* [Task details] Set each entry down verbatim, omitting images.

┏━━

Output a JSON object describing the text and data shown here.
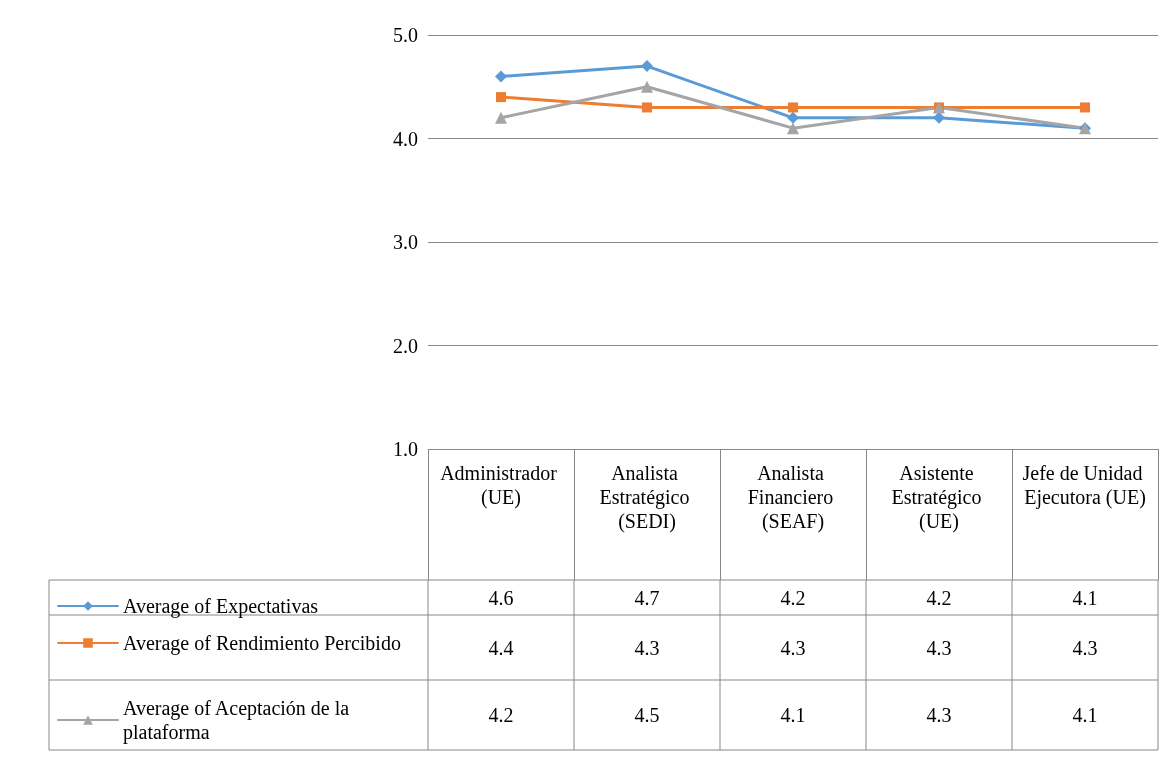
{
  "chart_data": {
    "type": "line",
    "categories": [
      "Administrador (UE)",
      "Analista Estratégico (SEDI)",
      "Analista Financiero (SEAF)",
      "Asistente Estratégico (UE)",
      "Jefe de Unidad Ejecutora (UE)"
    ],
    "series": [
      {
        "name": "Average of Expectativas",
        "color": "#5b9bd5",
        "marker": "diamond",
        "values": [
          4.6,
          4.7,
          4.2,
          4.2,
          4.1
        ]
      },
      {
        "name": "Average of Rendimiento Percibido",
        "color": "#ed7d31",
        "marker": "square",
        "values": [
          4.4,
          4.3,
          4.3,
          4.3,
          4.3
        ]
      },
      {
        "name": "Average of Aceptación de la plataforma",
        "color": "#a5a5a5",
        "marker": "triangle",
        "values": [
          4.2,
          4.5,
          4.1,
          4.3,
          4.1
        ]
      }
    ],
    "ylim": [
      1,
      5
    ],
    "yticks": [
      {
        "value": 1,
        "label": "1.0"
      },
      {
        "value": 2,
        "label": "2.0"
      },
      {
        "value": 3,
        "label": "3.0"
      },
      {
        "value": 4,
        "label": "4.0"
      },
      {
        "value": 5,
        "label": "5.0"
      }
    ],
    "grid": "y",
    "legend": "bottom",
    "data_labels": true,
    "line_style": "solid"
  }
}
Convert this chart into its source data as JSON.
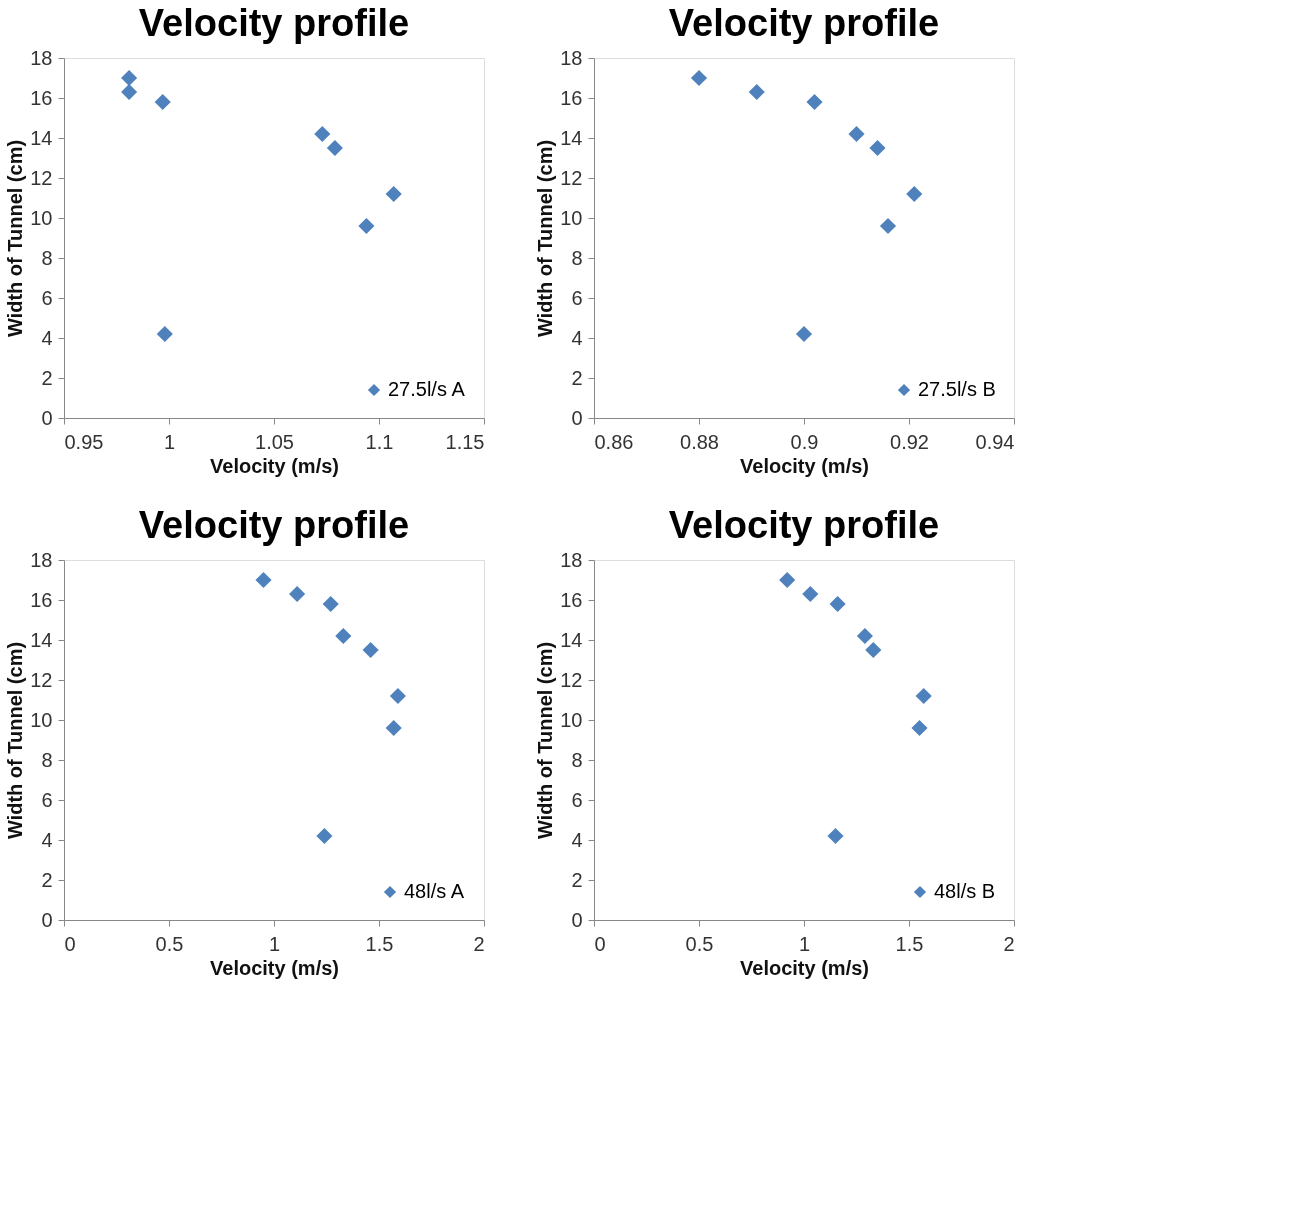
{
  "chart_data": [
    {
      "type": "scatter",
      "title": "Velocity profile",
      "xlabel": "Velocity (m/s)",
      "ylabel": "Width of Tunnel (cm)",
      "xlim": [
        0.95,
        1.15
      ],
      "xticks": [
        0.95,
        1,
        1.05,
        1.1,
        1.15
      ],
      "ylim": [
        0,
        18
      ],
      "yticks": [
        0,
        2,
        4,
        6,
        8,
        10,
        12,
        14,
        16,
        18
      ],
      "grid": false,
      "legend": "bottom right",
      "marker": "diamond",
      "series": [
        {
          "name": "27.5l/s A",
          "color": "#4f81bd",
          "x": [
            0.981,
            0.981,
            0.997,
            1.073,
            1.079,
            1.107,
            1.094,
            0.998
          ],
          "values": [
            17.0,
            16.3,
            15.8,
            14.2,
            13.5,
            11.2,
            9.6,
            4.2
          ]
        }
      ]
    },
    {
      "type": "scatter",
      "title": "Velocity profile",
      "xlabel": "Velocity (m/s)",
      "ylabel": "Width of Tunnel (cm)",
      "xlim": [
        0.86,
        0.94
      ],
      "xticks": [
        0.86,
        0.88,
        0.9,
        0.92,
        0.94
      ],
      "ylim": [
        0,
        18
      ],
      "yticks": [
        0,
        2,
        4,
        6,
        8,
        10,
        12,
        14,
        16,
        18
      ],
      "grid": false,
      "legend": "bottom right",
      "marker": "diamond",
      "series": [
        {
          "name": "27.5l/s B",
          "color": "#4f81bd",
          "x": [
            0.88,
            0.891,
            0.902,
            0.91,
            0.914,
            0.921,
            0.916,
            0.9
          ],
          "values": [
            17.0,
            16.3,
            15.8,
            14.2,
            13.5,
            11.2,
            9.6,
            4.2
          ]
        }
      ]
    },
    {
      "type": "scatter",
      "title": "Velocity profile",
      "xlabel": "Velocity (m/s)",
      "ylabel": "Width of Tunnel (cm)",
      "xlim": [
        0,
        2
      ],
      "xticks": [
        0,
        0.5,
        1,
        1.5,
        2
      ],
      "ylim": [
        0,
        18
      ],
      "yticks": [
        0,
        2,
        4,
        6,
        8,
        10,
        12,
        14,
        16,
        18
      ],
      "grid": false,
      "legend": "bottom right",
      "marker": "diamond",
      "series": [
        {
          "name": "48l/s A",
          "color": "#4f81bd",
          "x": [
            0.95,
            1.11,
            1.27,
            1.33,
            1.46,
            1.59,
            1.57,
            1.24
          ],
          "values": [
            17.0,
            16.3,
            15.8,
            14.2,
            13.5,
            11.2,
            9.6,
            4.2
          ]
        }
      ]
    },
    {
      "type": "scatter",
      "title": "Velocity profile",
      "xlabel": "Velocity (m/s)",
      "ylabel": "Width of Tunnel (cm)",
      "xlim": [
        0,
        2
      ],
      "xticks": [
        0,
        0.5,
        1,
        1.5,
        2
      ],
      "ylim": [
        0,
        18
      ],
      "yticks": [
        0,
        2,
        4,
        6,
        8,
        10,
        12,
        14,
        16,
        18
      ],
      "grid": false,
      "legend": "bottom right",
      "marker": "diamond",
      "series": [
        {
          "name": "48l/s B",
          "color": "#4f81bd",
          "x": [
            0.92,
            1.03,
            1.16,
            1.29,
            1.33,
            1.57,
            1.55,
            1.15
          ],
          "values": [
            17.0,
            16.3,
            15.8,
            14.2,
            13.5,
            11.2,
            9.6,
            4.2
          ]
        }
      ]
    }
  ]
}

┗━━

* [Answer in full]
Output a JSON object describing the text and data shown here.
{
  "chart_data": {
    "type": "line",
    "categories": [
      "Administrador (UE)",
      "Analista Estratégico (SEDI)",
      "Analista Financiero (SEAF)",
      "Asistente Estratégico (UE)",
      "Jefe de Unidad Ejecutora (UE)"
    ],
    "series": [
      {
        "name": "Average of Expectativas",
        "color": "#5b9bd5",
        "marker": "diamond",
        "values": [
          4.6,
          4.7,
          4.2,
          4.2,
          4.1
        ]
      },
      {
        "name": "Average of Rendimiento Percibido",
        "color": "#ed7d31",
        "marker": "square",
        "values": [
          4.4,
          4.3,
          4.3,
          4.3,
          4.3
        ]
      },
      {
        "name": "Average of Aceptación de la plataforma",
        "color": "#a5a5a5",
        "marker": "triangle",
        "values": [
          4.2,
          4.5,
          4.1,
          4.3,
          4.1
        ]
      }
    ],
    "ylim": [
      1,
      5
    ],
    "yticks": [
      {
        "value": 1,
        "label": "1.0"
      },
      {
        "value": 2,
        "label": "2.0"
      },
      {
        "value": 3,
        "label": "3.0"
      },
      {
        "value": 4,
        "label": "4.0"
      },
      {
        "value": 5,
        "label": "5.0"
      }
    ],
    "grid": "y",
    "legend": "bottom",
    "data_labels": true,
    "line_style": "solid"
  }
}
Convert this chart into its source data as JSON.
{
  "chart_data": [
    {
      "type": "scatter",
      "title": "Velocity profile",
      "xlabel": "Velocity (m/s)",
      "ylabel": "Width of Tunnel (cm)",
      "xlim": [
        0.95,
        1.15
      ],
      "xticks": [
        0.95,
        1,
        1.05,
        1.1,
        1.15
      ],
      "ylim": [
        0,
        18
      ],
      "yticks": [
        0,
        2,
        4,
        6,
        8,
        10,
        12,
        14,
        16,
        18
      ],
      "grid": false,
      "legend": "bottom right",
      "marker": "diamond",
      "series": [
        {
          "name": "27.5l/s A",
          "color": "#4f81bd",
          "x": [
            0.981,
            0.981,
            0.997,
            1.073,
            1.079,
            1.107,
            1.094,
            0.998
          ],
          "values": [
            17.0,
            16.3,
            15.8,
            14.2,
            13.5,
            11.2,
            9.6,
            4.2
          ]
        }
      ]
    },
    {
      "type": "scatter",
      "title": "Velocity profile",
      "xlabel": "Velocity (m/s)",
      "ylabel": "Width of Tunnel (cm)",
      "xlim": [
        0.86,
        0.94
      ],
      "xticks": [
        0.86,
        0.88,
        0.9,
        0.92,
        0.94
      ],
      "ylim": [
        0,
        18
      ],
      "yticks": [
        0,
        2,
        4,
        6,
        8,
        10,
        12,
        14,
        16,
        18
      ],
      "grid": false,
      "legend": "bottom right",
      "marker": "diamond",
      "series": [
        {
          "name": "27.5l/s B",
          "color": "#4f81bd",
          "x": [
            0.88,
            0.891,
            0.902,
            0.91,
            0.914,
            0.921,
            0.916,
            0.9
          ],
          "values": [
            17.0,
            16.3,
            15.8,
            14.2,
            13.5,
            11.2,
            9.6,
            4.2
          ]
        }
      ]
    },
    {
      "type": "scatter",
      "title": "Velocity profile",
      "xlabel": "Velocity (m/s)",
      "ylabel": "Width of Tunnel (cm)",
      "xlim": [
        0,
        2
      ],
      "xticks": [
        0,
        0.5,
        1,
        1.5,
        2
      ],
      "ylim": [
        0,
        18
      ],
      "yticks": [
        0,
        2,
        4,
        6,
        8,
        10,
        12,
        14,
        16,
        18
      ],
      "grid": false,
      "legend": "bottom right",
      "marker": "diamond",
      "series": [
        {
          "name": "48l/s A",
          "color": "#4f81bd",
          "x": [
            0.95,
            1.11,
            1.27,
            1.33,
            1.46,
            1.59,
            1.57,
            1.24
          ],
          "values": [
            17.0,
            16.3,
            15.8,
            14.2,
            13.5,
            11.2,
            9.6,
            4.2
          ]
        }
      ]
    },
    {
      "type": "scatter",
      "title": "Velocity profile",
      "xlabel": "Velocity (m/s)",
      "ylabel": "Width of Tunnel (cm)",
      "xlim": [
        0,
        2
      ],
      "xticks": [
        0,
        0.5,
        1,
        1.5,
        2
      ],
      "ylim": [
        0,
        18
      ],
      "yticks": [
        0,
        2,
        4,
        6,
        8,
        10,
        12,
        14,
        16,
        18
      ],
      "grid": false,
      "legend": "bottom right",
      "marker": "diamond",
      "series": [
        {
          "name": "48l/s B",
          "color": "#4f81bd",
          "x": [
            0.92,
            1.03,
            1.16,
            1.29,
            1.33,
            1.57,
            1.55,
            1.15
          ],
          "values": [
            17.0,
            16.3,
            15.8,
            14.2,
            13.5,
            11.2,
            9.6,
            4.2
          ]
        }
      ]
    }
  ]
}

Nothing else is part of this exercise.